Data excerpts
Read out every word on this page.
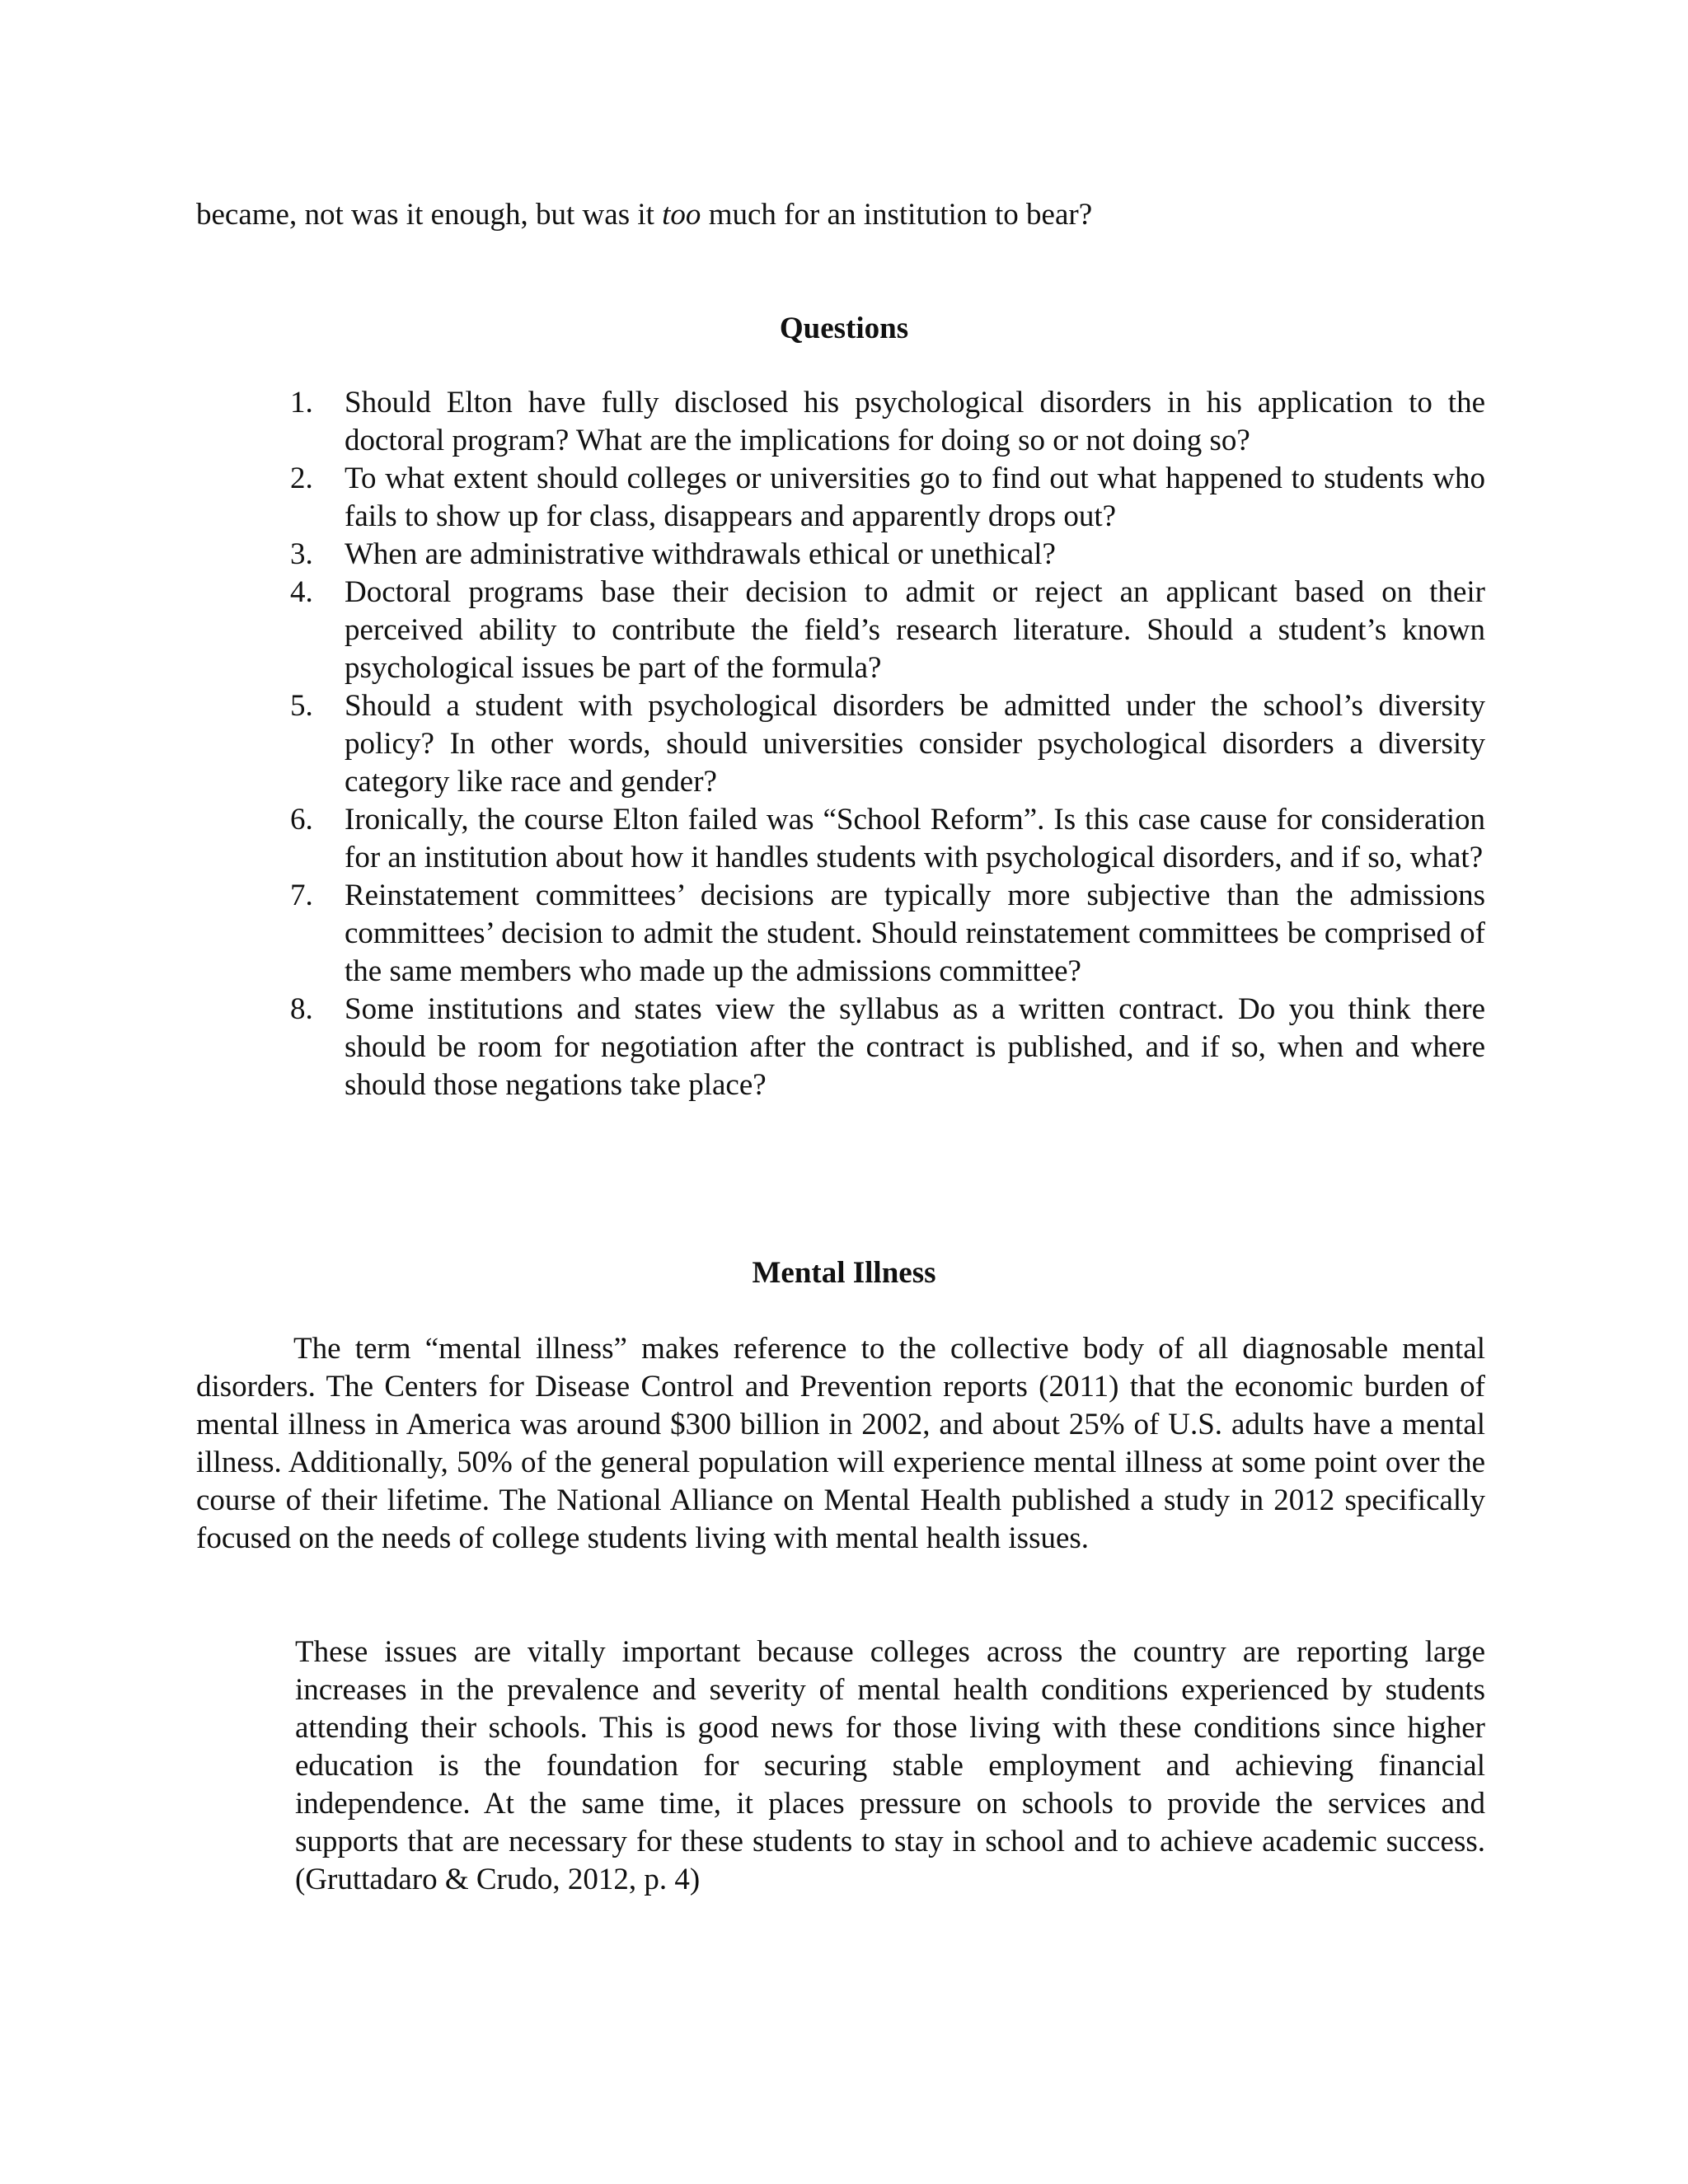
became, not was it enough, but was it too much for an institution to bear?
Questions
1.	Should Elton have fully disclosed his psychological disorders in his application to the doctoral program? What are the implications for doing so or not doing so?
2.	To what extent should colleges or universities go to find out what happened to students who fails to show up for class, disappears and apparently drops out?
3.	When are administrative withdrawals ethical or unethical?
4.	Doctoral programs base their decision to admit or reject an applicant based on their perceived ability to contribute the field’s research literature. Should a student’s known psychological issues be part of the formula?
5.	Should a student with psychological disorders be admitted under the school’s diversity policy? In other words, should universities consider psychological disorders a diversity category like race and gender?
6.	Ironically, the course Elton failed was “School Reform”. Is this case cause for consideration for an institution about how it handles students with psychological disorders, and if so, what?
7.	Reinstatement committees’ decisions are typically more subjective than the admissions committees’ decision to admit the student. Should reinstatement committees be comprised of the same members who made up the admissions committee?
8.	Some institutions and states view the syllabus as a written contract. Do you think there should be room for negotiation after the contract is published, and if so, when and where should those negations take place?
Mental Illness

The term “mental illness” makes reference to the collective body of all diagnosable mental disorders. The Centers for Disease Control and Prevention reports (2011) that the economic burden of mental illness in America was around $300 billion in 2002, and about 25% of U.S. adults have a mental illness. Additionally, 50% of the general population will experience mental illness at some point over the course of their lifetime. The National Alliance on Mental Health published a study in 2012 specifically focused on the needs of college students living with mental health issues.

These issues are vitally important because colleges across the country are reporting large increases in the prevalence and severity of mental health conditions experienced by students attending their schools. This is good news for those living with these conditions since higher education is the foundation for securing stable employment and achieving financial independence. At the same time, it places pressure on schools to provide the services and supports that are necessary for these students to stay in school and to achieve academic success. (Gruttadaro & Crudo, 2012, p. 4)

→ **PROBLEM REQUIREMENTS**
Pull out every line of the records above that contains the word "disorders".

→ **ANSWER TO THE PROBLEM**
1.	Should Elton have fully disclosed his psychological disorders in his application to the doctoral program? What are the implications for doing so or not doing so?
5.	Should a student with psychological disorders be admitted under the school’s diversity policy? In other words, should universities consider psychological disorders a diversity category like race and gender?
6.	Ironically, the course Elton failed was “School Reform”. Is this case cause for consideration for an institution about how it handles students with psychological disorders, and if so, what?
The term “mental illness” makes reference to the collective body of all diagnosable mental disorders. The Centers for Disease Control and Prevention reports (2011) that the economic burden of mental illness in America was around $300 billion in 2002, and about 25% of U.S. adults have a mental illness. Additionally, 50% of the general population will experience mental illness at some point over the course of their lifetime. The National Alliance on Mental Health published a study in 2012 specifically focused on the needs of college students living with mental health issues.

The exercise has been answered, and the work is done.